§ **GIVEN EXERCISE**: Gather all lines in the entries below that include the word "title".

§ **MATERIAL SUPPLIED**:
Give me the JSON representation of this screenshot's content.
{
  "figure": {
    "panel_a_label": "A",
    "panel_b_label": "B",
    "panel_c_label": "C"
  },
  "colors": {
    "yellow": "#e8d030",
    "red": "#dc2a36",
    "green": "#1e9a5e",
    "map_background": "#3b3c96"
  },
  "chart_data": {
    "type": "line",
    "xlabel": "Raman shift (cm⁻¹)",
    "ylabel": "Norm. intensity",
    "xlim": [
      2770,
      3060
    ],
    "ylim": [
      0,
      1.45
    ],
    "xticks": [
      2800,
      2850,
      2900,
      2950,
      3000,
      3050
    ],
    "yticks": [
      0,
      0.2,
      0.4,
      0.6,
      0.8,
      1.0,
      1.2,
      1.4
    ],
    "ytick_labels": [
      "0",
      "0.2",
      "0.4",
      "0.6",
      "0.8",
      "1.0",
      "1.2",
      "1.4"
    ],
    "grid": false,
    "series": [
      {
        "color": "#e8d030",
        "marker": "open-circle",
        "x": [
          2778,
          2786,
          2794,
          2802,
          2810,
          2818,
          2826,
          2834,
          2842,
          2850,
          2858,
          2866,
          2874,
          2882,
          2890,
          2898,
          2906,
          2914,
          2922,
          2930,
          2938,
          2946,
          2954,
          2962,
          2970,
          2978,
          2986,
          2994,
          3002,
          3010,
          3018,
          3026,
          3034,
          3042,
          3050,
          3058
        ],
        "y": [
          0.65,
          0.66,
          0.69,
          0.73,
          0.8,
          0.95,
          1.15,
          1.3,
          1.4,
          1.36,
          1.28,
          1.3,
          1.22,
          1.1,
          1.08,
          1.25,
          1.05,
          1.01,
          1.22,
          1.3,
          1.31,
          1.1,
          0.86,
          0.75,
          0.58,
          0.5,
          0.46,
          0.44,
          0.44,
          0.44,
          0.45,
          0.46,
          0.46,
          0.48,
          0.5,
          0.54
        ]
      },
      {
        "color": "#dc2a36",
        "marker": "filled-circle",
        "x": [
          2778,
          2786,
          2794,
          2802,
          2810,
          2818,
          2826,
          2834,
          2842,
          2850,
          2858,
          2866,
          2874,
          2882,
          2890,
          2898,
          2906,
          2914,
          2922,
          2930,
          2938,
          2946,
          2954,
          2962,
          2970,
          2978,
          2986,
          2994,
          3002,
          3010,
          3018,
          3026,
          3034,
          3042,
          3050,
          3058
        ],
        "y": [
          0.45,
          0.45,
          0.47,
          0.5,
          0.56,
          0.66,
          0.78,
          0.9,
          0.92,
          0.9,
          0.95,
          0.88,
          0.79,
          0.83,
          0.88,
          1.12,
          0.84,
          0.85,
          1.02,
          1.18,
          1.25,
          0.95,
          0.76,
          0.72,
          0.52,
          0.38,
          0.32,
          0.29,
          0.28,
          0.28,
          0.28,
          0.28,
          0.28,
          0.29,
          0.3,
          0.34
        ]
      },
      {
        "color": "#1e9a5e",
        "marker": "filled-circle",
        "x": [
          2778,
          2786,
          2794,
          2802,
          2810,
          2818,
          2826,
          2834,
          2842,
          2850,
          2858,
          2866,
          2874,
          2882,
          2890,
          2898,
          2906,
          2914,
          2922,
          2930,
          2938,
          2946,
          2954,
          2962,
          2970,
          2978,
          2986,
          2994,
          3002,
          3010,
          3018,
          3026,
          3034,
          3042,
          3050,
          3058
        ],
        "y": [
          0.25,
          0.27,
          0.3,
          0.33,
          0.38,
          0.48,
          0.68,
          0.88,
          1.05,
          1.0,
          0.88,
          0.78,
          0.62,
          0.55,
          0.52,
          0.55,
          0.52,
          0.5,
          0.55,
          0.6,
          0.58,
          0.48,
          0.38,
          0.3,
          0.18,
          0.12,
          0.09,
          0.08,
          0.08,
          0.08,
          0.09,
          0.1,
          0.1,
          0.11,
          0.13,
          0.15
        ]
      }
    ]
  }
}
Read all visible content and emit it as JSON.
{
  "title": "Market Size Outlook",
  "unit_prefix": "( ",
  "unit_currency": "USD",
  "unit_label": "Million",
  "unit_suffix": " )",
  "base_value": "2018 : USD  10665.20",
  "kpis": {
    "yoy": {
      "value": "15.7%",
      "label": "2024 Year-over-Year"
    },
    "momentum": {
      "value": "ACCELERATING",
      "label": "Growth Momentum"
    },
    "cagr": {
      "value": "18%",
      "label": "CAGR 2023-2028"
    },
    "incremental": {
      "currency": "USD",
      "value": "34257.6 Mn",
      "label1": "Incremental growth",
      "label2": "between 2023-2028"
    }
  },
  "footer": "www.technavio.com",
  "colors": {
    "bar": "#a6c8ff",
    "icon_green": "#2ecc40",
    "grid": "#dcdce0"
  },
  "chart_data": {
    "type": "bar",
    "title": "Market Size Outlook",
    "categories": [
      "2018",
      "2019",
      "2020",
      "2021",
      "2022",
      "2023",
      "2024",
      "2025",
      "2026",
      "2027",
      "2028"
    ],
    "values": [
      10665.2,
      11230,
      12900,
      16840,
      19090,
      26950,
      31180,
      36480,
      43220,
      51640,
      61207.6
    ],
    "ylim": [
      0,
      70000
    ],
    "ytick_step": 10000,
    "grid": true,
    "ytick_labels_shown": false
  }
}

§ **RESULT OF THE EXERCISE**:
  "title": "Market Size Outlook",
    "title": "Market Size Outlook",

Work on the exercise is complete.